Written request:
Locate and copy each line in the data that contains the word "ylabel".

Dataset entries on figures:
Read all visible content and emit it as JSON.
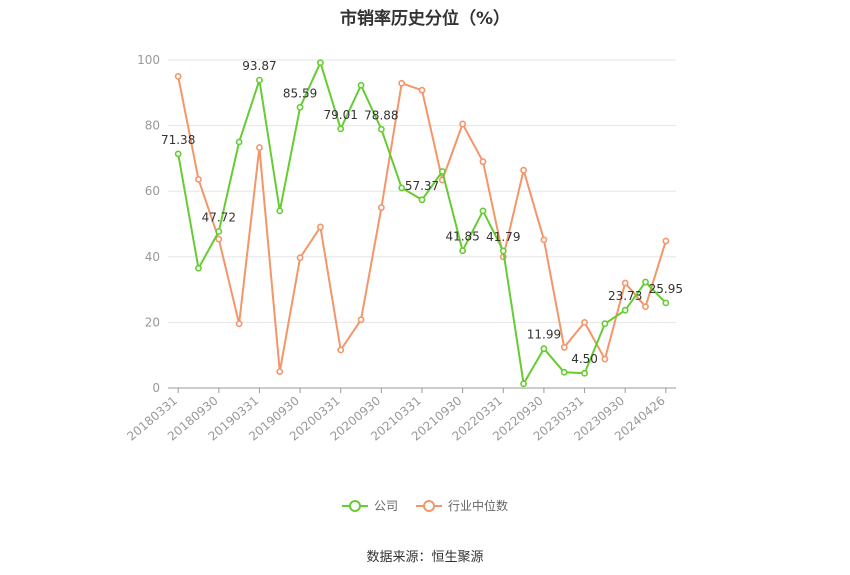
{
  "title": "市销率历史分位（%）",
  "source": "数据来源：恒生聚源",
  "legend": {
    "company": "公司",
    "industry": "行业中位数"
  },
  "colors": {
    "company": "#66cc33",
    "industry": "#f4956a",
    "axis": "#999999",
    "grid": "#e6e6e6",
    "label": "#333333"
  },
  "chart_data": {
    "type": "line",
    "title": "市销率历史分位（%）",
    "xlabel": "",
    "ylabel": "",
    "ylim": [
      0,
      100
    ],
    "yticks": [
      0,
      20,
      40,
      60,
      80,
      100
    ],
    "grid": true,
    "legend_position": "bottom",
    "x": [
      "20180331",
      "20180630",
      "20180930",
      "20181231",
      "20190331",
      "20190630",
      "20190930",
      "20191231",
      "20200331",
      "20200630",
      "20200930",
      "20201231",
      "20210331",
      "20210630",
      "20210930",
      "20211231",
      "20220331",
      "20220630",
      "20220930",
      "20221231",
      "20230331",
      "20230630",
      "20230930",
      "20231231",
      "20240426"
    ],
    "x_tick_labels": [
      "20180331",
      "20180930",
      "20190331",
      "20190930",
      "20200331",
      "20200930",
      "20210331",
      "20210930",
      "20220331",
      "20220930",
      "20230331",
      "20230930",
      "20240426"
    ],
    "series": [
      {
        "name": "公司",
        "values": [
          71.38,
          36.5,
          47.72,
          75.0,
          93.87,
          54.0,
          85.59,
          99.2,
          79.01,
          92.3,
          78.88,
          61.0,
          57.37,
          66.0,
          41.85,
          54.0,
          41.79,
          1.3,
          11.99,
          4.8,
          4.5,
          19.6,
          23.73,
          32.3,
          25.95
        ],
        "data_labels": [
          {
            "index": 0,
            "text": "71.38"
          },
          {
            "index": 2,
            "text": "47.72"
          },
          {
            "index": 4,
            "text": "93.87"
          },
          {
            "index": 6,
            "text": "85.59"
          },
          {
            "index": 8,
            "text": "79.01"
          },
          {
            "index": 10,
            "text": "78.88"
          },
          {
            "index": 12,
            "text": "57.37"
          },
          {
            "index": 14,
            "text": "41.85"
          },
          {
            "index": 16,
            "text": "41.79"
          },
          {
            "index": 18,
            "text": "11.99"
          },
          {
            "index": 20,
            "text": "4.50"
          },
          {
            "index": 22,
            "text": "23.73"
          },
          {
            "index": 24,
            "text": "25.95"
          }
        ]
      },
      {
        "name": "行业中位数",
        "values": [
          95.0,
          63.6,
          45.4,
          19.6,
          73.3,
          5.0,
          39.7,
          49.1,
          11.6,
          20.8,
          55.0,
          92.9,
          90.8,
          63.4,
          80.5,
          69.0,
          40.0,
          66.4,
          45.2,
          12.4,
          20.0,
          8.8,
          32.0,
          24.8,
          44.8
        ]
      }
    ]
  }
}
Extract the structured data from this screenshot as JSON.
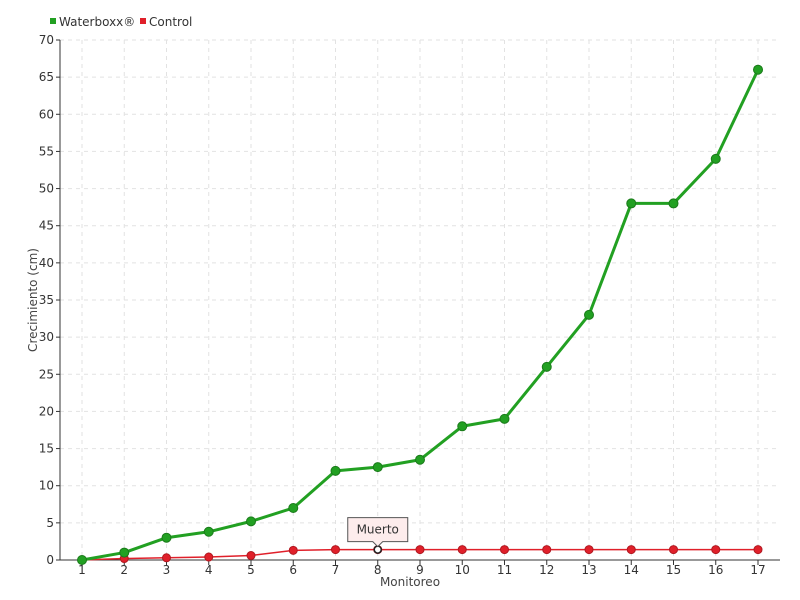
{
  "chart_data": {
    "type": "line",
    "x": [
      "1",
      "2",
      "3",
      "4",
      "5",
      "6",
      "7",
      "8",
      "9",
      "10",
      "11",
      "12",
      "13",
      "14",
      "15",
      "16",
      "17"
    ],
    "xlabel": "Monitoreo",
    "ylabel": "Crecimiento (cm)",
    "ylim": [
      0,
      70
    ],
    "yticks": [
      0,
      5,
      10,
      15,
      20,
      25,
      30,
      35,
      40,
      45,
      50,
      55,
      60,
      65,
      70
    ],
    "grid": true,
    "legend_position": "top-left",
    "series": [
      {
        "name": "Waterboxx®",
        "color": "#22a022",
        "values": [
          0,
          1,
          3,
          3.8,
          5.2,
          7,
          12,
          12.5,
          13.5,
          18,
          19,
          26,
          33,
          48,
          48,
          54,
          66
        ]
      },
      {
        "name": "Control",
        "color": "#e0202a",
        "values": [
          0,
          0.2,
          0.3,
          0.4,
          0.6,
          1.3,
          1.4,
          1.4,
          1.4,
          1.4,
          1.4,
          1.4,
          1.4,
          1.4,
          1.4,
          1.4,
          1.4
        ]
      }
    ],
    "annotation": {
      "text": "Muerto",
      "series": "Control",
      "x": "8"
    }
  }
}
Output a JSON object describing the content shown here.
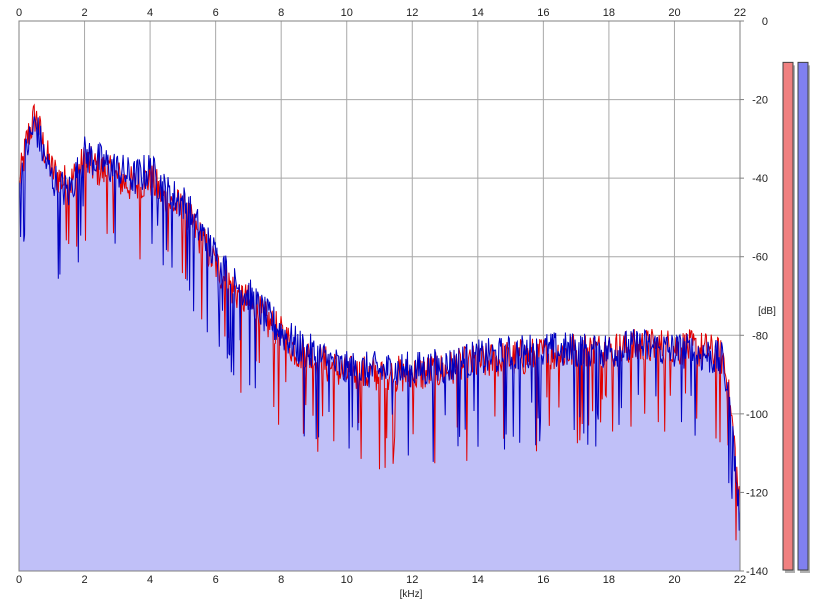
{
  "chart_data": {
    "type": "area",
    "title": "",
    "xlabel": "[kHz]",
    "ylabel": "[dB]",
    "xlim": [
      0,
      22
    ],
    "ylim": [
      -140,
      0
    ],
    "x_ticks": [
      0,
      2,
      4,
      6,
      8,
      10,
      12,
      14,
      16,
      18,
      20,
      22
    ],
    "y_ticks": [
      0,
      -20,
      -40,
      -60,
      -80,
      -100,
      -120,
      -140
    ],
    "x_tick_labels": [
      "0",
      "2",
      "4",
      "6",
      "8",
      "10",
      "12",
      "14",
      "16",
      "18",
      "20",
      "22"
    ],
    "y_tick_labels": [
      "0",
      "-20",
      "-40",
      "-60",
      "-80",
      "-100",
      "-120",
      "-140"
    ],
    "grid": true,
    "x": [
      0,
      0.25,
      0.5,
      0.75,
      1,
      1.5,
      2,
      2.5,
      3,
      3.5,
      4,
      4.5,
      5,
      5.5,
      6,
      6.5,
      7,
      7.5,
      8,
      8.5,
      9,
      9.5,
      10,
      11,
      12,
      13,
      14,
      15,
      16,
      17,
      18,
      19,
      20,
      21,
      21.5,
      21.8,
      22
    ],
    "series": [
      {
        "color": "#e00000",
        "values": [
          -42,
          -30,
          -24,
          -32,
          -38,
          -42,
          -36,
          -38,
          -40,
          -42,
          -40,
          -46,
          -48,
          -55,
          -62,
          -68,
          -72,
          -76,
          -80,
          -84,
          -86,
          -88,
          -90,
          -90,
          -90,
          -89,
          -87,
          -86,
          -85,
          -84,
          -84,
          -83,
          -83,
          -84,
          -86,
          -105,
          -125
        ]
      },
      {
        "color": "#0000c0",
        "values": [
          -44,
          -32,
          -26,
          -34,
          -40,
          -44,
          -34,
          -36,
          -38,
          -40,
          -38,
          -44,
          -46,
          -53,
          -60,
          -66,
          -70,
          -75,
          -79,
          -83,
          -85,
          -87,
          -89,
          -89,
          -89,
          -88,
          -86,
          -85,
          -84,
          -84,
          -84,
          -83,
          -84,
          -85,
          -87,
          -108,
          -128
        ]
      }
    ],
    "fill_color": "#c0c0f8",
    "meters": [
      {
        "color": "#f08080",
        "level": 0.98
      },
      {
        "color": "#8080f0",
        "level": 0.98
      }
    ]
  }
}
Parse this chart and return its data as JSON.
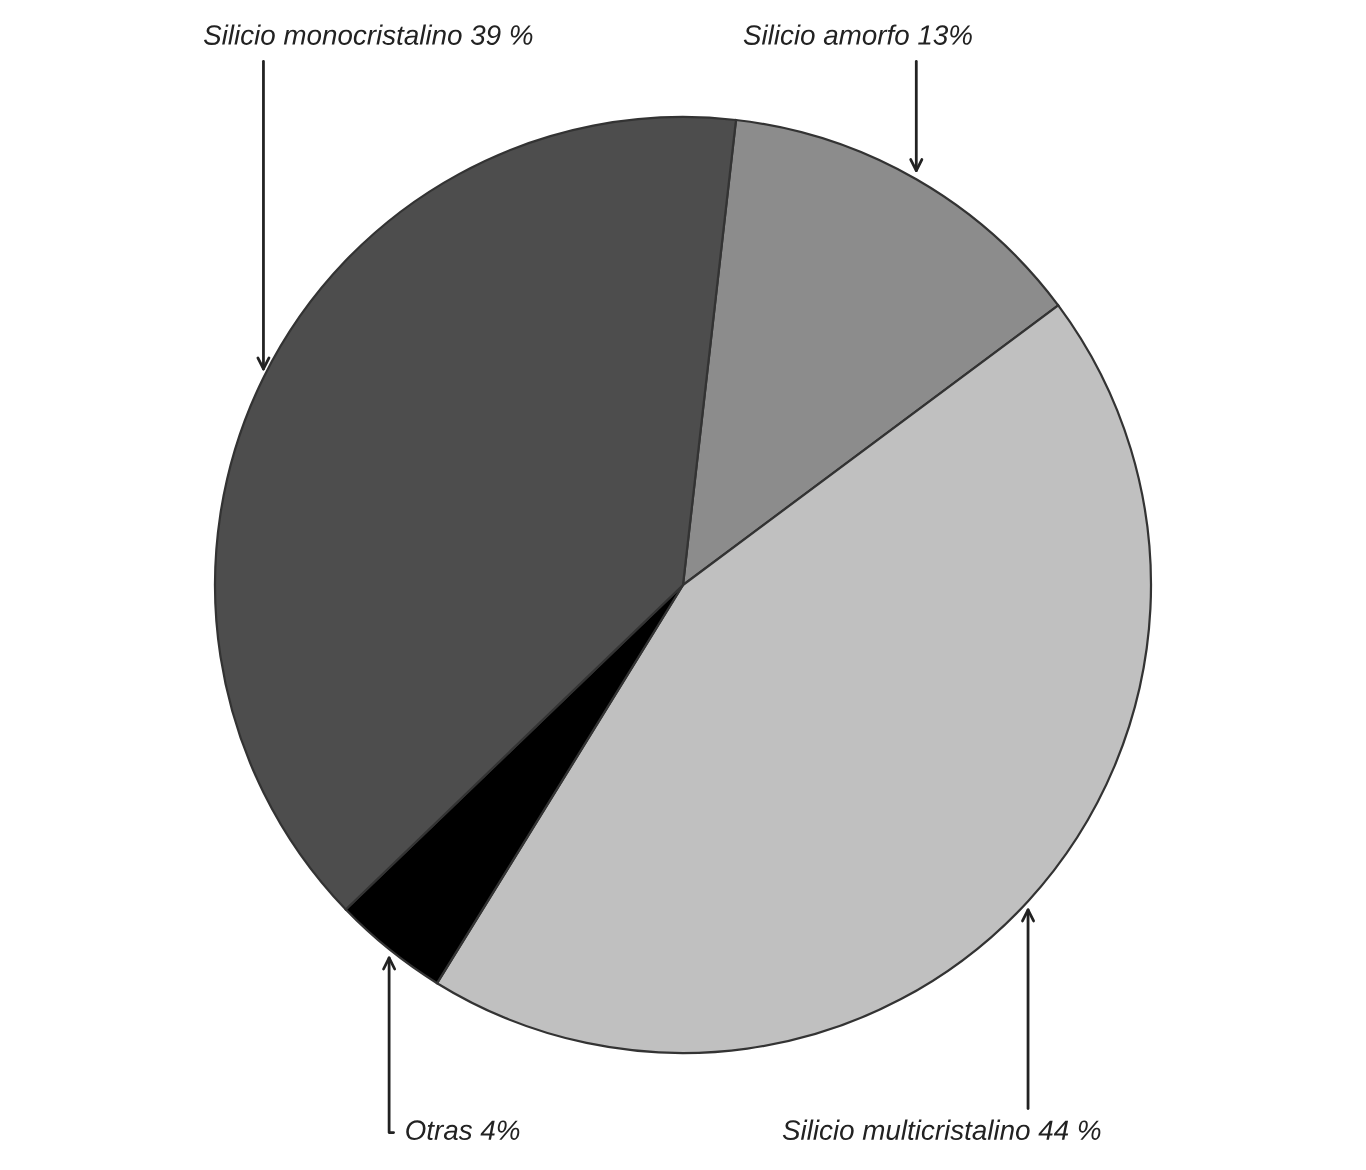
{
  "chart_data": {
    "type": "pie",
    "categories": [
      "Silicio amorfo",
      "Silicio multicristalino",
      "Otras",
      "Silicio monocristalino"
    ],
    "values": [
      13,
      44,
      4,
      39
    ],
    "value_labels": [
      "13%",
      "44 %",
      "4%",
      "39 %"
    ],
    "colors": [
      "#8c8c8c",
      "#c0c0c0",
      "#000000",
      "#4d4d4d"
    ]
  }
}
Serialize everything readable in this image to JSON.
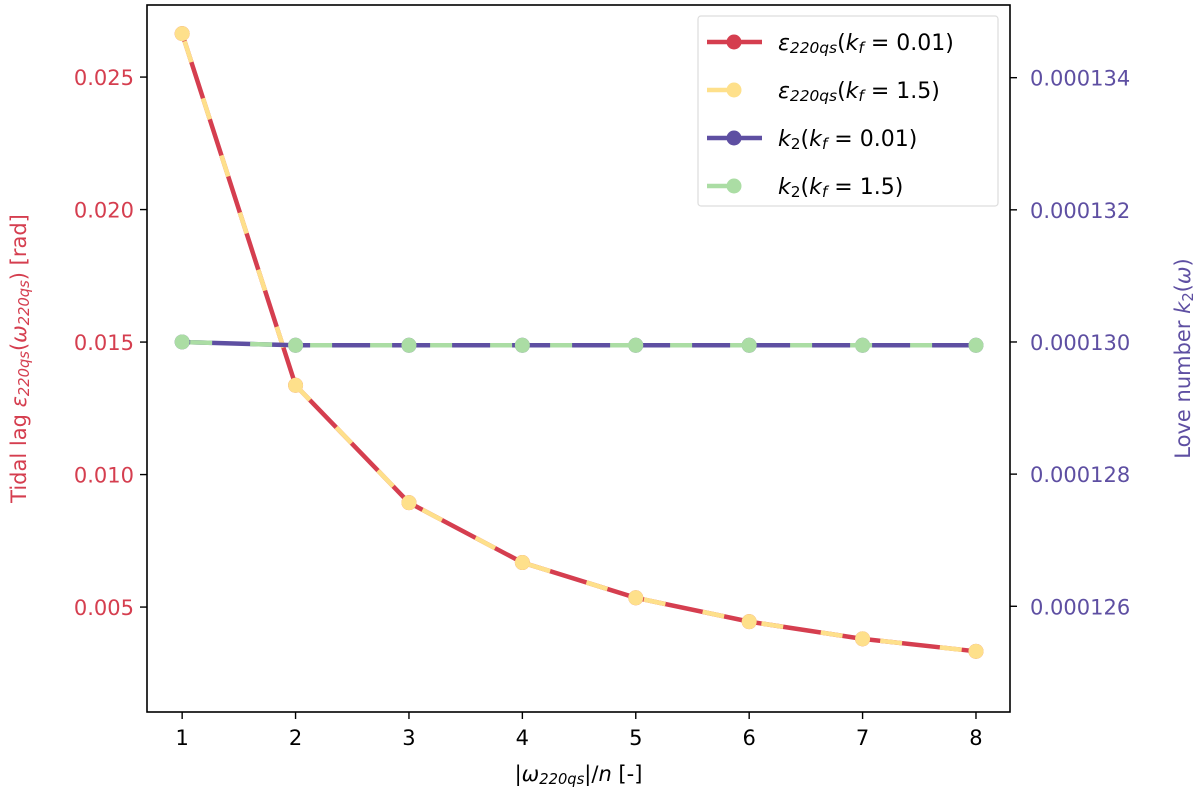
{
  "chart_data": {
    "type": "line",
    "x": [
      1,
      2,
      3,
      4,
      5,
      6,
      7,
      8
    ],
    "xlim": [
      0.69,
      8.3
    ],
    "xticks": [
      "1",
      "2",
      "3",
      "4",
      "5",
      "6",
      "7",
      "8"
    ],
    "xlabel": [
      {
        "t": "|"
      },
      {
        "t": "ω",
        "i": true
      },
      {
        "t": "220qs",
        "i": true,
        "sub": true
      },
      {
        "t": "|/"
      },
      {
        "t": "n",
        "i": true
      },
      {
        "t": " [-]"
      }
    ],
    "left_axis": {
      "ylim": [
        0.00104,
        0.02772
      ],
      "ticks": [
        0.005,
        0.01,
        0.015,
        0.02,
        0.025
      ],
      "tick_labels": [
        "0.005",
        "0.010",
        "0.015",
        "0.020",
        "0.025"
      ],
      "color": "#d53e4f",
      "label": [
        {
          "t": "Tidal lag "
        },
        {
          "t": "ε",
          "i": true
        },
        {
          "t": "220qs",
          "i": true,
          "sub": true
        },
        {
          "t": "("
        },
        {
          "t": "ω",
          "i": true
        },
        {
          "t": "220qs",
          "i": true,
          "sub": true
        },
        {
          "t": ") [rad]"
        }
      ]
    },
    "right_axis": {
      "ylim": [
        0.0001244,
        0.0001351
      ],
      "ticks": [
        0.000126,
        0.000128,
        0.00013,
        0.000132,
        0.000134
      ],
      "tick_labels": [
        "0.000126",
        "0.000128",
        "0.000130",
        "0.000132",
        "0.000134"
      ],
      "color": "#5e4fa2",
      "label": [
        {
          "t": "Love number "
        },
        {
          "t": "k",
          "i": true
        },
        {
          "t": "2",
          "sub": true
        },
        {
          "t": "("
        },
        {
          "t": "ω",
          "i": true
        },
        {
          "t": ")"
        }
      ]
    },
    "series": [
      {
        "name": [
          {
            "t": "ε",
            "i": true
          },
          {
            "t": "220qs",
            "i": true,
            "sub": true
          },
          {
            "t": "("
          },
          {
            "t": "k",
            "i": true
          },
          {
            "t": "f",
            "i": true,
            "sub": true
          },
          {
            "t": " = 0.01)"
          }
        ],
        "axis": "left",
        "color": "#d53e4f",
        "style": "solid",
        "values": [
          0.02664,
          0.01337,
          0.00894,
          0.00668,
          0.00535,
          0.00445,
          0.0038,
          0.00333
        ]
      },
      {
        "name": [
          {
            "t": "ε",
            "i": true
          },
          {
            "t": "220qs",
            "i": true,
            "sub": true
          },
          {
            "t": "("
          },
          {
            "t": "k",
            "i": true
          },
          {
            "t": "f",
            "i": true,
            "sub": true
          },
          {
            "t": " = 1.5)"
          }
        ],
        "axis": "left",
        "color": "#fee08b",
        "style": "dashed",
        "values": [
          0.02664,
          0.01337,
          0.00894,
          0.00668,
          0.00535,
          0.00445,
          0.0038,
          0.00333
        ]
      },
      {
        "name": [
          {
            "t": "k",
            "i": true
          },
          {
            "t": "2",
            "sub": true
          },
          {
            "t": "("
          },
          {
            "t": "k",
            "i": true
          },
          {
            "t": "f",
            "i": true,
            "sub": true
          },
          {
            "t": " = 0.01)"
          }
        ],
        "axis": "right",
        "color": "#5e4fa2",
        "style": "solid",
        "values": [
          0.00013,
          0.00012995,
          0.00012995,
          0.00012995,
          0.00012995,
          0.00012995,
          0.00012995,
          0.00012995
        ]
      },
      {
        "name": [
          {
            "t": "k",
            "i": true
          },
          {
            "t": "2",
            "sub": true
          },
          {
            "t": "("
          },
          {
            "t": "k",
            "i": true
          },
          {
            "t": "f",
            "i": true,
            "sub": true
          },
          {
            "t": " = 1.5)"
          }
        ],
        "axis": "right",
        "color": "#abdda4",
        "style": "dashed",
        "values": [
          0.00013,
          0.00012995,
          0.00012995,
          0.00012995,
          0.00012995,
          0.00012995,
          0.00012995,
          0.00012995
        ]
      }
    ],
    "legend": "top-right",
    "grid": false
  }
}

Complete answer:
    "ylabel": "",
    "ylabel": "Crecimiento (cm)",
    "ylabel": "[dB]",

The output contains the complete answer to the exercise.